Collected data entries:
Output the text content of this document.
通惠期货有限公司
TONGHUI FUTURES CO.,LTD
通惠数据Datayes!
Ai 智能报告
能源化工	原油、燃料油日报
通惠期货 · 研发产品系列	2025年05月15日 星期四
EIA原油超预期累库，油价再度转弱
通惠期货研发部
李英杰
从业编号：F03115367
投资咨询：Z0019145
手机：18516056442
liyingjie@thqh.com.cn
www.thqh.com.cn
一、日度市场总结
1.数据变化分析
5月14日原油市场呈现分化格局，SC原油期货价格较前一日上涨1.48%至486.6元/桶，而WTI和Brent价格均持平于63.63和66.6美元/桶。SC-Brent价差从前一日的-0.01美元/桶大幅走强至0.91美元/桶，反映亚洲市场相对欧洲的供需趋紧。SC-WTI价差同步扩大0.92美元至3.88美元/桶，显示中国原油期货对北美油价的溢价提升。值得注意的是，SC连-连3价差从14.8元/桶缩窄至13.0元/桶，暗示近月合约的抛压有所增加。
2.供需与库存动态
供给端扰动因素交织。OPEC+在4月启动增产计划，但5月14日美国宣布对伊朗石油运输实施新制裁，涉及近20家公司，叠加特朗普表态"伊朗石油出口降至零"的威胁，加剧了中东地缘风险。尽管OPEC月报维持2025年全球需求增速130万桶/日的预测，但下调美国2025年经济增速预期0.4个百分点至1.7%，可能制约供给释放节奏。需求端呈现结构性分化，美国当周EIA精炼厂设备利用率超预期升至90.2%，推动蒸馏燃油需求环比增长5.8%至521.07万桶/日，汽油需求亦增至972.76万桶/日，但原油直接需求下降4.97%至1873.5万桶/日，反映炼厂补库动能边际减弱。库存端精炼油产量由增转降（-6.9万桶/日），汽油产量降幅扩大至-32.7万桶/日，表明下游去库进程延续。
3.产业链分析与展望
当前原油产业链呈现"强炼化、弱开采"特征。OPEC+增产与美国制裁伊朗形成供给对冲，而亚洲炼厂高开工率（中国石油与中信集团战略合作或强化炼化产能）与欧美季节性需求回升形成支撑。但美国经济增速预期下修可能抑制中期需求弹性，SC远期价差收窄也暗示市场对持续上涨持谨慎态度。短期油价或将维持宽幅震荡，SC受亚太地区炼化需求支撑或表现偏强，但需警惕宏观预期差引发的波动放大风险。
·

- [Stated exercise] Collect each line above holding the string "thqh".

- [Reply]
liyingjie@thqh.com.cn
www.thqh.com.cn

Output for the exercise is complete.